Records contained in a dataset:
******************************

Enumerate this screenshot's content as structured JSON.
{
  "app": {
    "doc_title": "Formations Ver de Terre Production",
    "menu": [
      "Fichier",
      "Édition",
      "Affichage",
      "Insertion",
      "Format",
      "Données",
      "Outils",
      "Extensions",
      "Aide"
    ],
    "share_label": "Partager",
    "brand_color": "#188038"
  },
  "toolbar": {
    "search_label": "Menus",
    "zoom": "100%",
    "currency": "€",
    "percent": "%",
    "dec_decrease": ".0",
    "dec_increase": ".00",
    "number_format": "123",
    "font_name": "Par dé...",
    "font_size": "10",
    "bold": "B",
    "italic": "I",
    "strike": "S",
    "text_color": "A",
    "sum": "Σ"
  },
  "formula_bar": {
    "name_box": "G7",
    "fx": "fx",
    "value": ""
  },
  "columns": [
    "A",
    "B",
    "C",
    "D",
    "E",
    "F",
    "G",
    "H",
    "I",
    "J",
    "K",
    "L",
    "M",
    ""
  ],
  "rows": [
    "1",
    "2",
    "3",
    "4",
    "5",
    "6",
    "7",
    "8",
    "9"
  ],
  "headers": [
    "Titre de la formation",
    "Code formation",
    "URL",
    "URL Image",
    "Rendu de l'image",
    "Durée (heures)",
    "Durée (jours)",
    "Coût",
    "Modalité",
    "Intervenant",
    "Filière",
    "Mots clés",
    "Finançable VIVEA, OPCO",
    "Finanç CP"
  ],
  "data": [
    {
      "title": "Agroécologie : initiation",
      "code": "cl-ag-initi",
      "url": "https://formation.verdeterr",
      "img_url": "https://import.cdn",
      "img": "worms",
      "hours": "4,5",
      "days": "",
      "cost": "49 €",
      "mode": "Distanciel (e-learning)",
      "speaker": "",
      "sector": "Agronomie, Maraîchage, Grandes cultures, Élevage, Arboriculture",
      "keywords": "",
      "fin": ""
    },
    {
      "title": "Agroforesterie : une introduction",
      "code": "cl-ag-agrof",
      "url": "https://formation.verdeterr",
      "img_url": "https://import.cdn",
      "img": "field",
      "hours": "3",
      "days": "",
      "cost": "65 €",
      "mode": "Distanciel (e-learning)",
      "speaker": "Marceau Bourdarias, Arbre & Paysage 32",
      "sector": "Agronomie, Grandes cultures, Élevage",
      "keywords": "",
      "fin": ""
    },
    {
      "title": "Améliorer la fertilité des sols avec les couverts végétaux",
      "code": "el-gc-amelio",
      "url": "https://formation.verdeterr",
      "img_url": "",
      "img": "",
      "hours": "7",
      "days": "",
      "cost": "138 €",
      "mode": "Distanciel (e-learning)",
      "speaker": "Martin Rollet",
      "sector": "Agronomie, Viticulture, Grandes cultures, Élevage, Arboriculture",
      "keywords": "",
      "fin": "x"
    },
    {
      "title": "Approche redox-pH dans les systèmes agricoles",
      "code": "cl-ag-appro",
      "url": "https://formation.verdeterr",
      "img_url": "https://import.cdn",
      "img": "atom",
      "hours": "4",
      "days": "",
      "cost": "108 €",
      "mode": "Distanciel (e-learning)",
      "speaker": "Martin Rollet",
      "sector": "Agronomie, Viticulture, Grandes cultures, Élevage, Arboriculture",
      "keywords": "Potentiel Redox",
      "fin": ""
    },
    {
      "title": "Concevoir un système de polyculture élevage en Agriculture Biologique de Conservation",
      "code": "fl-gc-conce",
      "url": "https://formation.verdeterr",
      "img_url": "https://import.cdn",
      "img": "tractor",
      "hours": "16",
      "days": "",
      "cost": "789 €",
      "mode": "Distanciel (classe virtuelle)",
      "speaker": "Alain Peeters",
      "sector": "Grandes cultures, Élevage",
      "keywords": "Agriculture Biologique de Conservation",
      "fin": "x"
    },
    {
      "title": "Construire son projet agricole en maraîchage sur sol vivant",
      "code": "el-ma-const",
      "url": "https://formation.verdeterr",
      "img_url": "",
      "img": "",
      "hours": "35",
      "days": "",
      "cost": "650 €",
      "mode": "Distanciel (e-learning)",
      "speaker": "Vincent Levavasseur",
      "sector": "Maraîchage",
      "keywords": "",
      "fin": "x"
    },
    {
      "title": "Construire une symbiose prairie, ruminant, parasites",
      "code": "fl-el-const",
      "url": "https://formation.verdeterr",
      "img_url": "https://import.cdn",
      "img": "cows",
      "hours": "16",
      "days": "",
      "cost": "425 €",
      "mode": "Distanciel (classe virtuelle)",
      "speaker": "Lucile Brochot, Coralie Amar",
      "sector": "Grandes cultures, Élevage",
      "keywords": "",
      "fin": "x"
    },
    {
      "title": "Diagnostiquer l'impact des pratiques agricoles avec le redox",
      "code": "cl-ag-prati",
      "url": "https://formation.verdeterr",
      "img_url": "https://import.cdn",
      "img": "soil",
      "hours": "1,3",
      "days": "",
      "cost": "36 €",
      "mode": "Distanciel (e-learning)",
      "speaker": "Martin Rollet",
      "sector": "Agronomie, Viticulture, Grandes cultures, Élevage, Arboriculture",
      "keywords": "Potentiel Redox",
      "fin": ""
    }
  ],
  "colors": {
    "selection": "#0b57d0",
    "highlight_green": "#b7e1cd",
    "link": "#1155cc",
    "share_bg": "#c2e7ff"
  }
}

******************************

▶ **Exercise instructions**
Would you restate each of the entries word for word?

▶ **Result for this task**
Enumerate this screenshot's content as structured JSON.
{
  "app": {
    "doc_title": "Formations Ver de Terre Production",
    "menu": [
      "Fichier",
      "Édition",
      "Affichage",
      "Insertion",
      "Format",
      "Données",
      "Outils",
      "Extensions",
      "Aide"
    ],
    "share_label": "Partager",
    "brand_color": "#188038"
  },
  "toolbar": {
    "search_label": "Menus",
    "zoom": "100%",
    "currency": "€",
    "percent": "%",
    "dec_decrease": ".0",
    "dec_increase": ".00",
    "number_format": "123",
    "font_name": "Par dé...",
    "font_size": "10",
    "bold": "B",
    "italic": "I",
    "strike": "S",
    "text_color": "A",
    "sum": "Σ"
  },
  "formula_bar": {
    "name_box": "G7",
    "fx": "fx",
    "value": ""
  },
  "columns": [
    "A",
    "B",
    "C",
    "D",
    "E",
    "F",
    "G",
    "H",
    "I",
    "J",
    "K",
    "L",
    "M",
    ""
  ],
  "rows": [
    "1",
    "2",
    "3",
    "4",
    "5",
    "6",
    "7",
    "8",
    "9"
  ],
  "headers": [
    "Titre de la formation",
    "Code formation",
    "URL",
    "URL Image",
    "Rendu de l'image",
    "Durée (heures)",
    "Durée (jours)",
    "Coût",
    "Modalité",
    "Intervenant",
    "Filière",
    "Mots clés",
    "Finançable VIVEA, OPCO",
    "Finanç CP"
  ],
  "data": [
    {
      "title": "Agroécologie : initiation",
      "code": "cl-ag-initi",
      "url": "https://formation.verdeterr",
      "img_url": "https://import.cdn",
      "img": "worms",
      "hours": "4,5",
      "days": "",
      "cost": "49 €",
      "mode": "Distanciel (e-learning)",
      "speaker": "",
      "sector": "Agronomie, Maraîchage, Grandes cultures, Élevage, Arboriculture",
      "keywords": "",
      "fin": ""
    },
    {
      "title": "Agroforesterie : une introduction",
      "code": "cl-ag-agrof",
      "url": "https://formation.verdeterr",
      "img_url": "https://import.cdn",
      "img": "field",
      "hours": "3",
      "days": "",
      "cost": "65 €",
      "mode": "Distanciel (e-learning)",
      "speaker": "Marceau Bourdarias, Arbre & Paysage 32",
      "sector": "Agronomie, Grandes cultures, Élevage",
      "keywords": "",
      "fin": ""
    },
    {
      "title": "Améliorer la fertilité des sols avec les couverts végétaux",
      "code": "el-gc-amelio",
      "url": "https://formation.verdeterr",
      "img_url": "",
      "img": "",
      "hours": "7",
      "days": "",
      "cost": "138 €",
      "mode": "Distanciel (e-learning)",
      "speaker": "Martin Rollet",
      "sector": "Agronomie, Viticulture, Grandes cultures, Élevage, Arboriculture",
      "keywords": "",
      "fin": "x"
    },
    {
      "title": "Approche redox-pH dans les systèmes agricoles",
      "code": "cl-ag-appro",
      "url": "https://formation.verdeterr",
      "img_url": "https://import.cdn",
      "img": "atom",
      "hours": "4",
      "days": "",
      "cost": "108 €",
      "mode": "Distanciel (e-learning)",
      "speaker": "Martin Rollet",
      "sector": "Agronomie, Viticulture, Grandes cultures, Élevage, Arboriculture",
      "keywords": "Potentiel Redox",
      "fin": ""
    },
    {
      "title": "Concevoir un système de polyculture élevage en Agriculture Biologique de Conservation",
      "code": "fl-gc-conce",
      "url": "https://formation.verdeterr",
      "img_url": "https://import.cdn",
      "img": "tractor",
      "hours": "16",
      "days": "",
      "cost": "789 €",
      "mode": "Distanciel (classe virtuelle)",
      "speaker": "Alain Peeters",
      "sector": "Grandes cultures, Élevage",
      "keywords": "Agriculture Biologique de Conservation",
      "fin": "x"
    },
    {
      "title": "Construire son projet agricole en maraîchage sur sol vivant",
      "code": "el-ma-const",
      "url": "https://formation.verdeterr",
      "img_url": "",
      "img": "",
      "hours": "35",
      "days": "",
      "cost": "650 €",
      "mode": "Distanciel (e-learning)",
      "speaker": "Vincent Levavasseur",
      "sector": "Maraîchage",
      "keywords": "",
      "fin": "x"
    },
    {
      "title": "Construire une symbiose prairie, ruminant, parasites",
      "code": "fl-el-const",
      "url": "https://formation.verdeterr",
      "img_url": "https://import.cdn",
      "img": "cows",
      "hours": "16",
      "days": "",
      "cost": "425 €",
      "mode": "Distanciel (classe virtuelle)",
      "speaker": "Lucile Brochot, Coralie Amar",
      "sector": "Grandes cultures, Élevage",
      "keywords": "",
      "fin": "x"
    },
    {
      "title": "Diagnostiquer l'impact des pratiques agricoles avec le redox",
      "code": "cl-ag-prati",
      "url": "https://formation.verdeterr",
      "img_url": "https://import.cdn",
      "img": "soil",
      "hours": "1,3",
      "days": "",
      "cost": "36 €",
      "mode": "Distanciel (e-learning)",
      "speaker": "Martin Rollet",
      "sector": "Agronomie, Viticulture, Grandes cultures, Élevage, Arboriculture",
      "keywords": "Potentiel Redox",
      "fin": ""
    }
  ],
  "colors": {
    "selection": "#0b57d0",
    "highlight_green": "#b7e1cd",
    "link": "#1155cc",
    "share_bg": "#c2e7ff"
  }
}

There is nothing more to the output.